▶ _Exercise objective_: Transcribe all of the records word for word, but omit the pictures.

▶ _Supplied data_:
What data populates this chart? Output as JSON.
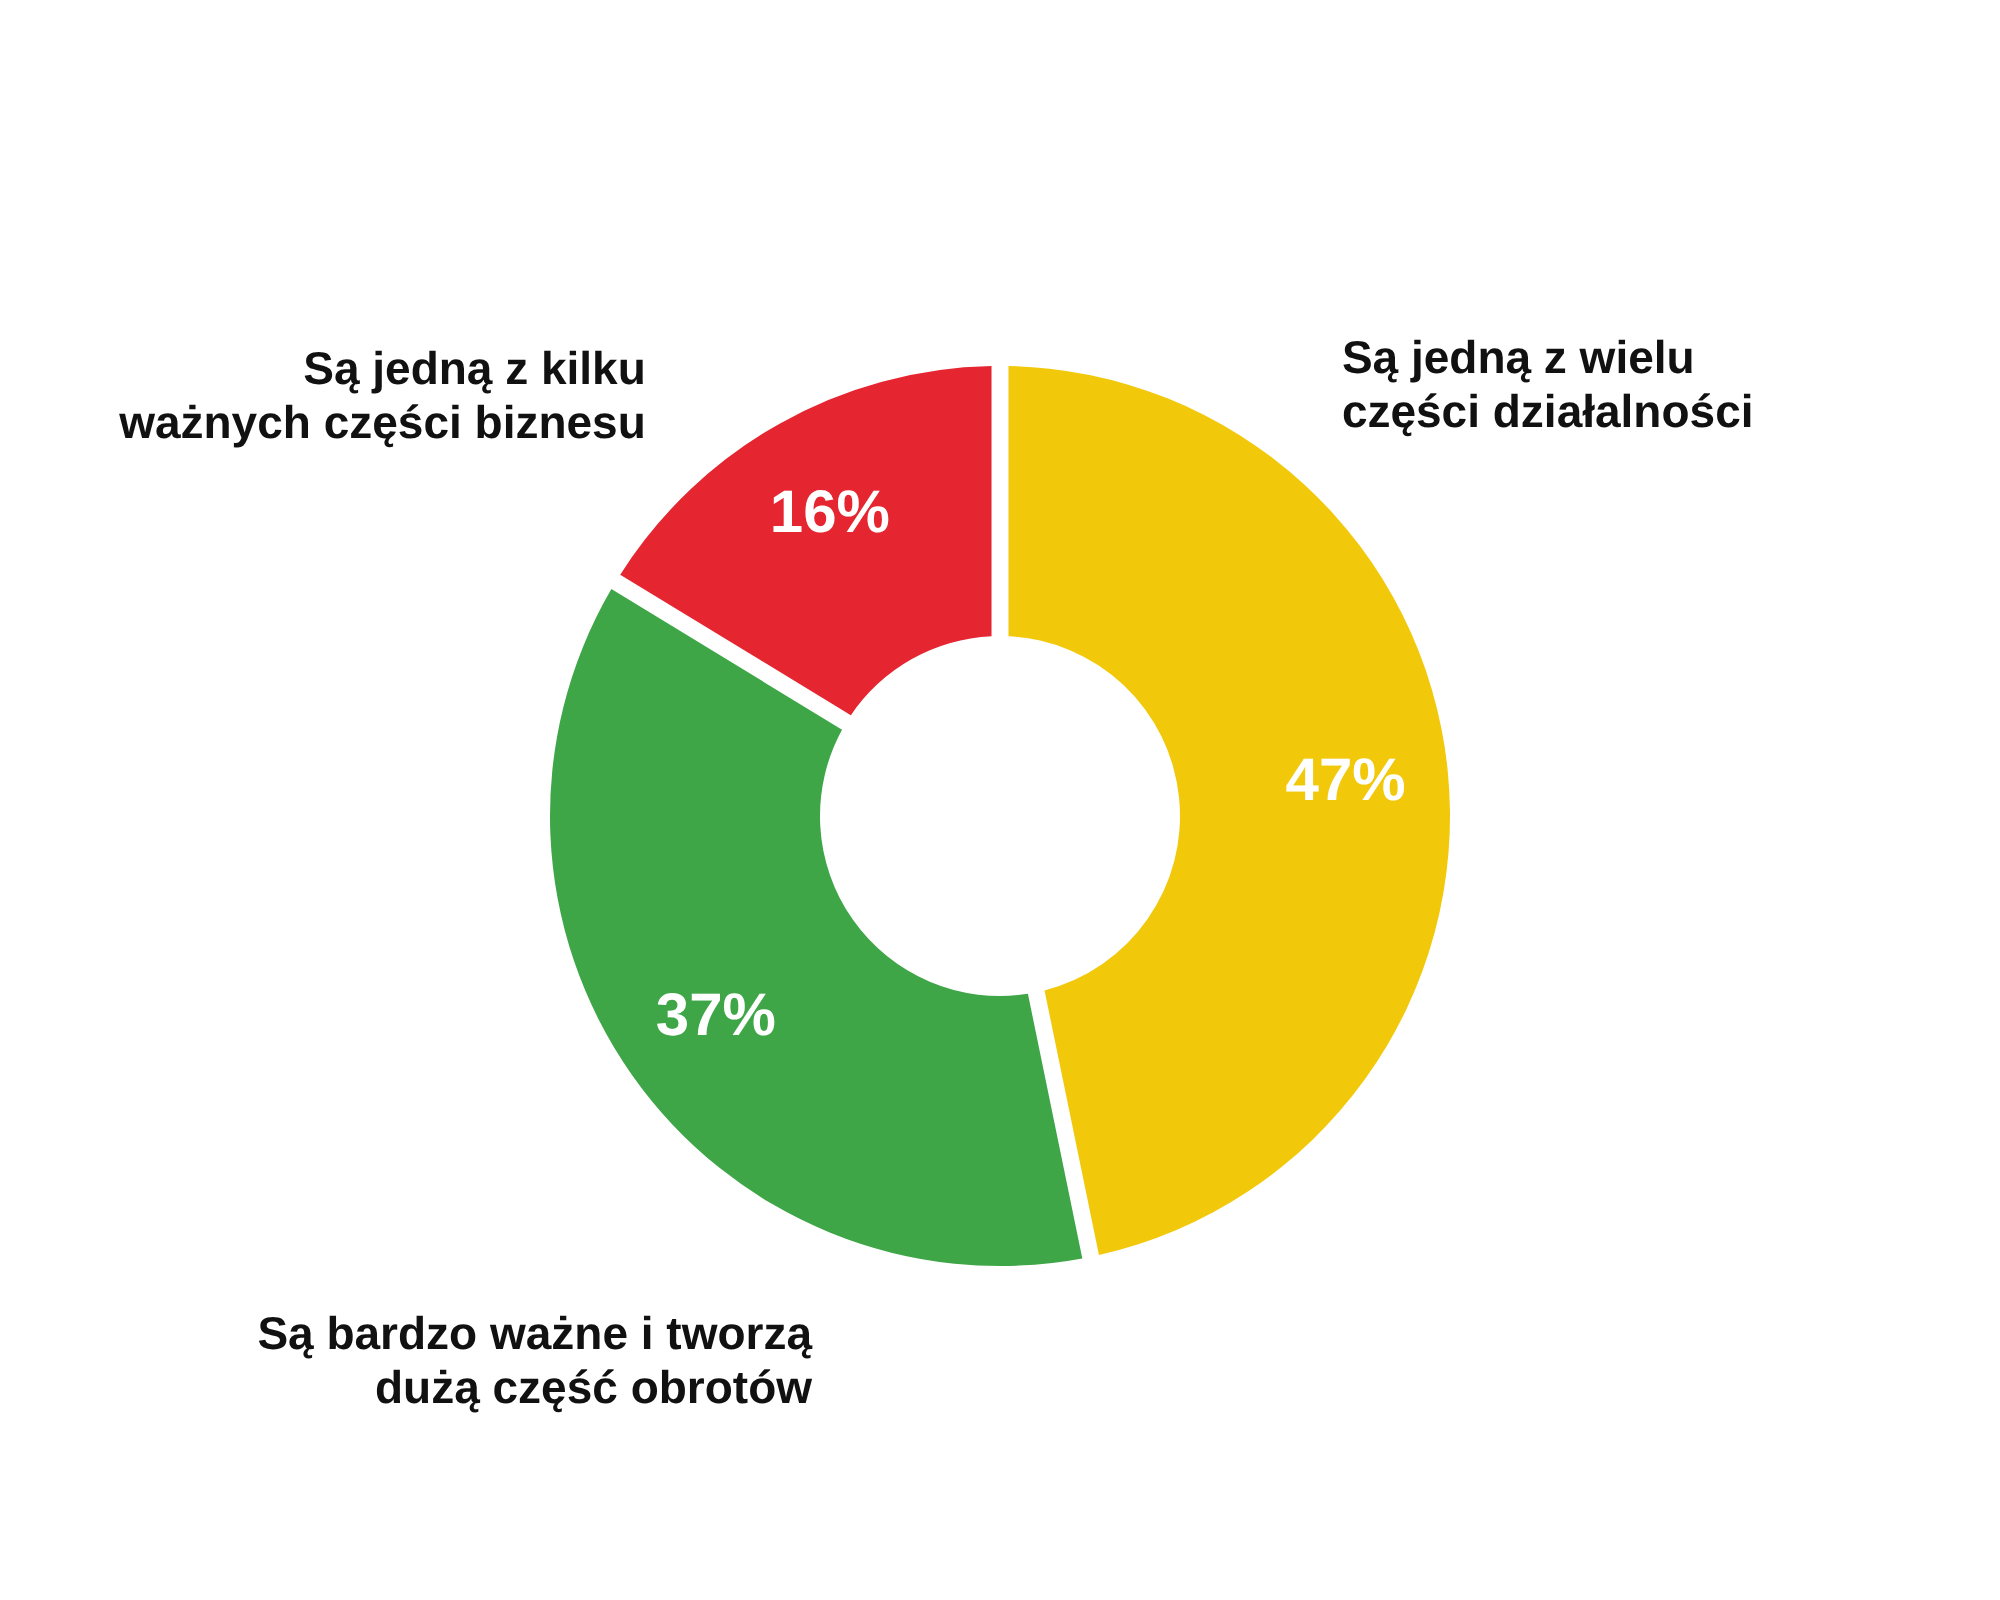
{
  "chart_data": {
    "type": "donut",
    "categories": [
      "Są jedną z wielu części działalności",
      "Są bardzo ważne i tworzą dużą część obrotów",
      "Są jedną z kilku ważnych części biznesu"
    ],
    "values": [
      47,
      37,
      16
    ],
    "colors": [
      "#f2c80a",
      "#3ea647",
      "#e52530"
    ],
    "value_labels": [
      "47%",
      "37%",
      "16%"
    ]
  }
}
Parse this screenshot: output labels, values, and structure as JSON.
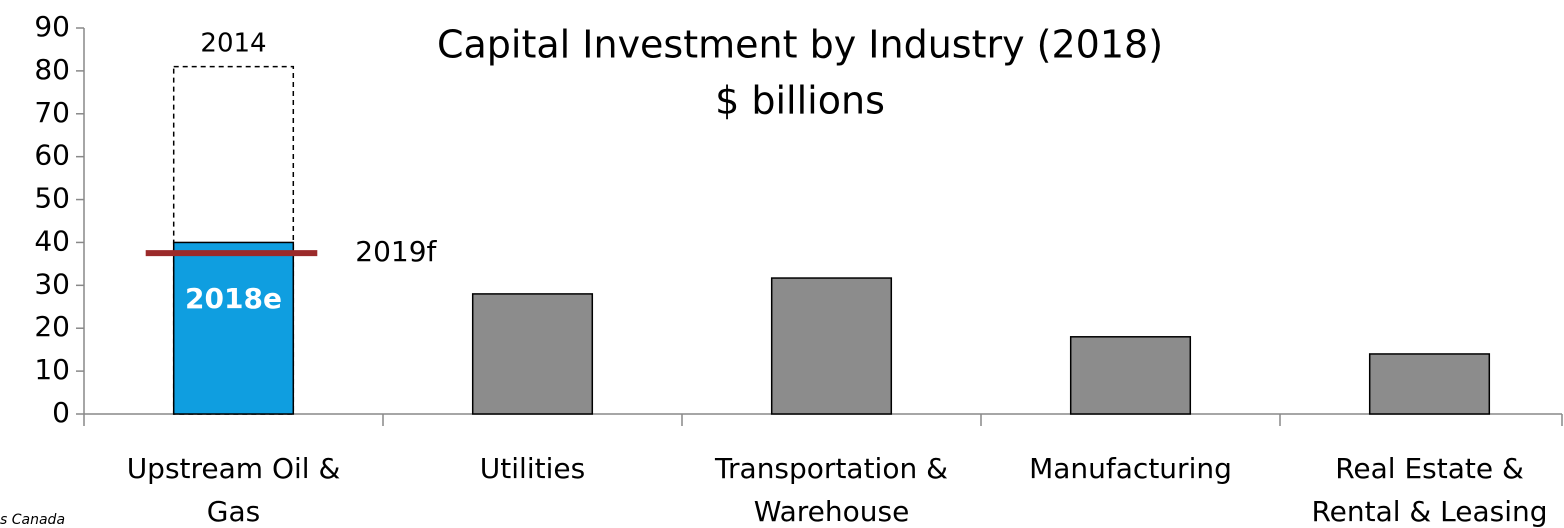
{
  "chart_data": {
    "type": "bar",
    "title": "Capital Investment by Industry (2018)",
    "subtitle": "$ billions",
    "categories": [
      "Upstream Oil &\nGas",
      "Utilities",
      "Transportation &\nWarehouse",
      "Manufacturing",
      "Real Estate &\nRental & Leasing"
    ],
    "series": [
      {
        "name": "2018e",
        "colors": [
          "#0f9ee0",
          "#8c8c8c",
          "#8c8c8c",
          "#8c8c8c",
          "#8c8c8c"
        ],
        "values": [
          40,
          28,
          31.7,
          18,
          14
        ]
      }
    ],
    "reference": {
      "name": "2014",
      "category": 0,
      "value": 81
    },
    "forecast": {
      "name": "2019f",
      "category": 0,
      "value": 37.5,
      "color": "#9b2a2a"
    },
    "ylim": [
      0,
      90
    ],
    "yticks": [
      0,
      10,
      20,
      30,
      40,
      50,
      60,
      70,
      80,
      90
    ],
    "source": "s Canada"
  }
}
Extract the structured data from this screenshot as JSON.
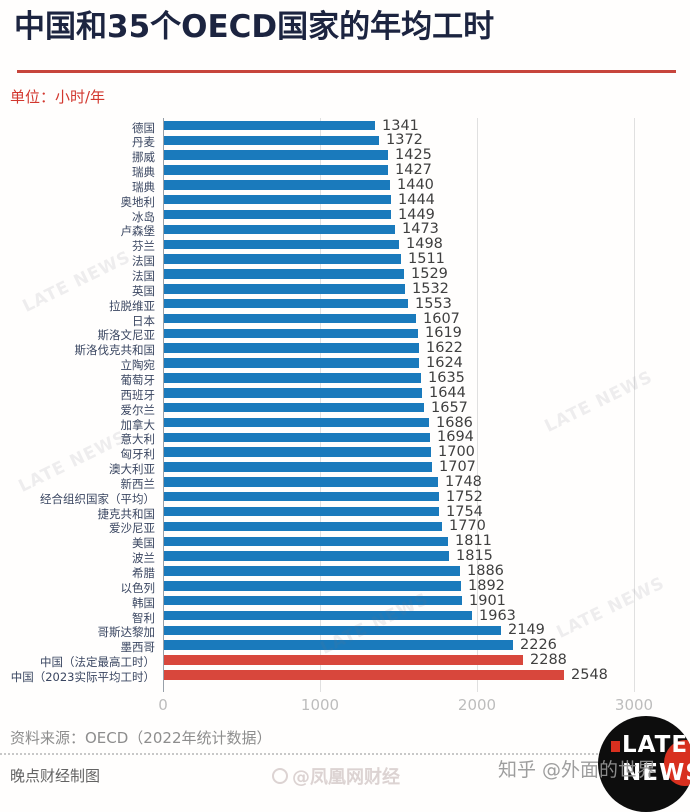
{
  "header": {
    "title": "中国和35个OECD国家的年均工时",
    "unit_label": "单位：小时/年"
  },
  "chart_data": {
    "type": "bar",
    "orientation": "horizontal",
    "title": "中国和35个OECD国家的年均工时",
    "xlabel": "",
    "ylabel": "",
    "unit": "小时/年",
    "xlim": [
      0,
      3000
    ],
    "x_ticks": [
      "0",
      "1000",
      "2000",
      "3000"
    ],
    "x_tick_values": [
      0,
      1000,
      2000,
      3000
    ],
    "grid": true,
    "bar_color": "#1a7abc",
    "highlight_color": "#d8473c",
    "rows": [
      {
        "label": "德国",
        "value": 1341
      },
      {
        "label": "丹麦",
        "value": 1372
      },
      {
        "label": "挪威",
        "value": 1425
      },
      {
        "label": "瑞典",
        "value": 1427
      },
      {
        "label": "瑞典",
        "value": 1440
      },
      {
        "label": "奥地利",
        "value": 1444
      },
      {
        "label": "冰岛",
        "value": 1449
      },
      {
        "label": "卢森堡",
        "value": 1473
      },
      {
        "label": "芬兰",
        "value": 1498
      },
      {
        "label": "法国",
        "value": 1511
      },
      {
        "label": "法国",
        "value": 1529
      },
      {
        "label": "英国",
        "value": 1532
      },
      {
        "label": "拉脱维亚",
        "value": 1553
      },
      {
        "label": "日本",
        "value": 1607
      },
      {
        "label": "斯洛文尼亚",
        "value": 1619
      },
      {
        "label": "斯洛伐克共和国",
        "value": 1622
      },
      {
        "label": "立陶宛",
        "value": 1624
      },
      {
        "label": "葡萄牙",
        "value": 1635
      },
      {
        "label": "西班牙",
        "value": 1644
      },
      {
        "label": "爱尔兰",
        "value": 1657
      },
      {
        "label": "加拿大",
        "value": 1686
      },
      {
        "label": "意大利",
        "value": 1694
      },
      {
        "label": "匈牙利",
        "value": 1700
      },
      {
        "label": "澳大利亚",
        "value": 1707
      },
      {
        "label": "新西兰",
        "value": 1748
      },
      {
        "label": "经合组织国家（平均）",
        "value": 1752
      },
      {
        "label": "捷克共和国",
        "value": 1754
      },
      {
        "label": "爱沙尼亚",
        "value": 1770
      },
      {
        "label": "美国",
        "value": 1811
      },
      {
        "label": "波兰",
        "value": 1815
      },
      {
        "label": "希腊",
        "value": 1886
      },
      {
        "label": "以色列",
        "value": 1892
      },
      {
        "label": "韩国",
        "value": 1901
      },
      {
        "label": "智利",
        "value": 1963
      },
      {
        "label": "哥斯达黎加",
        "value": 2149
      },
      {
        "label": "墨西哥",
        "value": 2226
      },
      {
        "label": "中国（法定最高工时）",
        "value": 2288,
        "highlight": true
      },
      {
        "label": "中国（2023实际平均工时）",
        "value": 2548,
        "highlight": true
      }
    ]
  },
  "footer": {
    "source": "资料来源：OECD（2022年统计数据）",
    "credit": "晚点财经制图"
  },
  "watermarks": {
    "diagonal": "LATE NEWS",
    "zhihu": "知乎 @外面的世界",
    "phoenix": "@凤凰网财经"
  },
  "logo": {
    "line1": "LATE",
    "line2": "NEWS"
  }
}
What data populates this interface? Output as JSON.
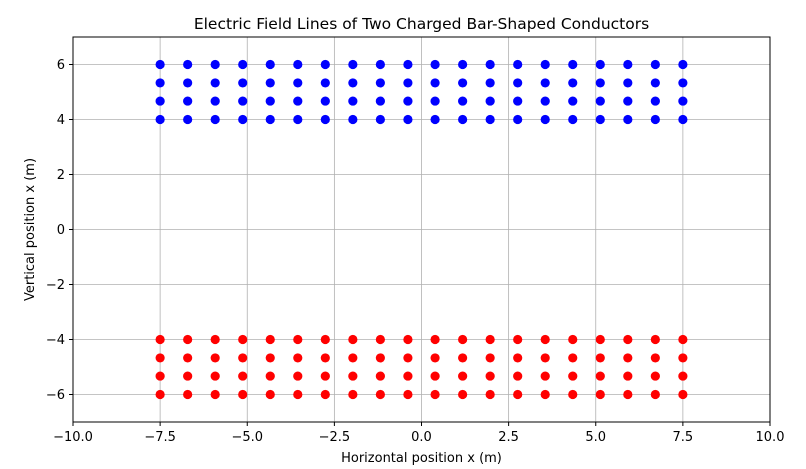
{
  "chart_data": {
    "type": "scatter",
    "title": "Electric Field Lines of Two Charged Bar-Shaped Conductors",
    "xlabel": "Horizontal position x (m)",
    "ylabel": "Vertical position x (m)",
    "xlim": [
      -10,
      10
    ],
    "ylim": [
      -7,
      7
    ],
    "xticks": [
      -10.0,
      -7.5,
      -5.0,
      -2.5,
      0.0,
      2.5,
      5.0,
      7.5,
      10.0
    ],
    "xtick_labels": [
      "−10.0",
      "−7.5",
      "−5.0",
      "−2.5",
      "0.0",
      "2.5",
      "5.0",
      "7.5",
      "10.0"
    ],
    "yticks": [
      -6,
      -4,
      -2,
      0,
      2,
      4,
      6
    ],
    "ytick_labels": [
      "−6",
      "−4",
      "−2",
      "0",
      "2",
      "4",
      "6"
    ],
    "grid": true,
    "x": [
      -7.5,
      -6.71,
      -5.92,
      -5.13,
      -4.34,
      -3.55,
      -2.76,
      -1.97,
      -1.18,
      -0.39,
      0.39,
      1.18,
      1.97,
      2.76,
      3.55,
      4.34,
      5.13,
      5.92,
      6.71,
      7.5
    ],
    "series": [
      {
        "color": "#0000ff",
        "y": [
          4.0,
          4.67,
          5.33,
          6.0
        ]
      },
      {
        "color": "#ff0000",
        "y": [
          -6.0,
          -5.33,
          -4.67,
          -4.0
        ]
      }
    ],
    "colors": {
      "grid": "#b0b0b0",
      "axes": "#000000"
    }
  }
}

▶ _Solution to this exercise_:
What data populates this chart? Output as JSON.
{
  "chart_data": {
    "type": "donut",
    "categories": [
      "Są jedną z wielu części działalności",
      "Są bardzo ważne i tworzą dużą część obrotów",
      "Są jedną z kilku ważnych części biznesu"
    ],
    "values": [
      47,
      37,
      16
    ],
    "colors": [
      "#f2c80a",
      "#3ea647",
      "#e52530"
    ],
    "value_labels": [
      "47%",
      "37%",
      "16%"
    ]
  }
}
Parse this screenshot: output labels, values, and structure as JSON.
{
  "chart_data": {
    "type": "bar",
    "title": "Capital Investment by Industry (2018)",
    "subtitle": "$ billions",
    "categories": [
      "Upstream Oil &\nGas",
      "Utilities",
      "Transportation &\nWarehouse",
      "Manufacturing",
      "Real Estate &\nRental & Leasing"
    ],
    "series": [
      {
        "name": "2018e",
        "colors": [
          "#0f9ee0",
          "#8c8c8c",
          "#8c8c8c",
          "#8c8c8c",
          "#8c8c8c"
        ],
        "values": [
          40,
          28,
          31.7,
          18,
          14
        ]
      }
    ],
    "reference": {
      "name": "2014",
      "category": 0,
      "value": 81
    },
    "forecast": {
      "name": "2019f",
      "category": 0,
      "value": 37.5,
      "color": "#9b2a2a"
    },
    "ylim": [
      0,
      90
    ],
    "yticks": [
      0,
      10,
      20,
      30,
      40,
      50,
      60,
      70,
      80,
      90
    ],
    "source": "s Canada"
  }
}
Extract the structured data from this screenshot as JSON.
{
  "header": {
    "title": "中国和35个OECD国家的年均工时",
    "unit_label": "单位：小时/年"
  },
  "chart_data": {
    "type": "bar",
    "orientation": "horizontal",
    "title": "中国和35个OECD国家的年均工时",
    "xlabel": "",
    "ylabel": "",
    "unit": "小时/年",
    "xlim": [
      0,
      3000
    ],
    "x_ticks": [
      "0",
      "1000",
      "2000",
      "3000"
    ],
    "x_tick_values": [
      0,
      1000,
      2000,
      3000
    ],
    "grid": true,
    "bar_color": "#1a7abc",
    "highlight_color": "#d8473c",
    "rows": [
      {
        "label": "德国",
        "value": 1341
      },
      {
        "label": "丹麦",
        "value": 1372
      },
      {
        "label": "挪威",
        "value": 1425
      },
      {
        "label": "瑞典",
        "value": 1427
      },
      {
        "label": "瑞典",
        "value": 1440
      },
      {
        "label": "奥地利",
        "value": 1444
      },
      {
        "label": "冰岛",
        "value": 1449
      },
      {
        "label": "卢森堡",
        "value": 1473
      },
      {
        "label": "芬兰",
        "value": 1498
      },
      {
        "label": "法国",
        "value": 1511
      },
      {
        "label": "法国",
        "value": 1529
      },
      {
        "label": "英国",
        "value": 1532
      },
      {
        "label": "拉脱维亚",
        "value": 1553
      },
      {
        "label": "日本",
        "value": 1607
      },
      {
        "label": "斯洛文尼亚",
        "value": 1619
      },
      {
        "label": "斯洛伐克共和国",
        "value": 1622
      },
      {
        "label": "立陶宛",
        "value": 1624
      },
      {
        "label": "葡萄牙",
        "value": 1635
      },
      {
        "label": "西班牙",
        "value": 1644
      },
      {
        "label": "爱尔兰",
        "value": 1657
      },
      {
        "label": "加拿大",
        "value": 1686
      },
      {
        "label": "意大利",
        "value": 1694
      },
      {
        "label": "匈牙利",
        "value": 1700
      },
      {
        "label": "澳大利亚",
        "value": 1707
      },
      {
        "label": "新西兰",
        "value": 1748
      },
      {
        "label": "经合组织国家（平均）",
        "value": 1752
      },
      {
        "label": "捷克共和国",
        "value": 1754
      },
      {
        "label": "爱沙尼亚",
        "value": 1770
      },
      {
        "label": "美国",
        "value": 1811
      },
      {
        "label": "波兰",
        "value": 1815
      },
      {
        "label": "希腊",
        "value": 1886
      },
      {
        "label": "以色列",
        "value": 1892
      },
      {
        "label": "韩国",
        "value": 1901
      },
      {
        "label": "智利",
        "value": 1963
      },
      {
        "label": "哥斯达黎加",
        "value": 2149
      },
      {
        "label": "墨西哥",
        "value": 2226
      },
      {
        "label": "中国（法定最高工时）",
        "value": 2288,
        "highlight": true
      },
      {
        "label": "中国（2023实际平均工时）",
        "value": 2548,
        "highlight": true
      }
    ]
  },
  "footer": {
    "source": "资料来源：OECD（2022年统计数据）",
    "credit": "晚点财经制图"
  },
  "watermarks": {
    "diagonal": "LATE NEWS",
    "zhihu": "知乎 @外面的世界",
    "phoenix": "@凤凰网财经"
  },
  "logo": {
    "line1": "LATE",
    "line2": "NEWS"
  }
}
What data populates this interface? Output as JSON.
{
  "chart_data": {
    "type": "scatter",
    "title": "Electric Field Lines of Two Charged Bar-Shaped Conductors",
    "xlabel": "Horizontal position x (m)",
    "ylabel": "Vertical position x (m)",
    "xlim": [
      -10,
      10
    ],
    "ylim": [
      -7,
      7
    ],
    "xticks": [
      -10.0,
      -7.5,
      -5.0,
      -2.5,
      0.0,
      2.5,
      5.0,
      7.5,
      10.0
    ],
    "xtick_labels": [
      "−10.0",
      "−7.5",
      "−5.0",
      "−2.5",
      "0.0",
      "2.5",
      "5.0",
      "7.5",
      "10.0"
    ],
    "yticks": [
      -6,
      -4,
      -2,
      0,
      2,
      4,
      6
    ],
    "ytick_labels": [
      "−6",
      "−4",
      "−2",
      "0",
      "2",
      "4",
      "6"
    ],
    "grid": true,
    "x": [
      -7.5,
      -6.71,
      -5.92,
      -5.13,
      -4.34,
      -3.55,
      -2.76,
      -1.97,
      -1.18,
      -0.39,
      0.39,
      1.18,
      1.97,
      2.76,
      3.55,
      4.34,
      5.13,
      5.92,
      6.71,
      7.5
    ],
    "series": [
      {
        "color": "#0000ff",
        "y": [
          4.0,
          4.67,
          5.33,
          6.0
        ]
      },
      {
        "color": "#ff0000",
        "y": [
          -6.0,
          -5.33,
          -4.67,
          -4.0
        ]
      }
    ],
    "colors": {
      "grid": "#b0b0b0",
      "axes": "#000000"
    }
  }
}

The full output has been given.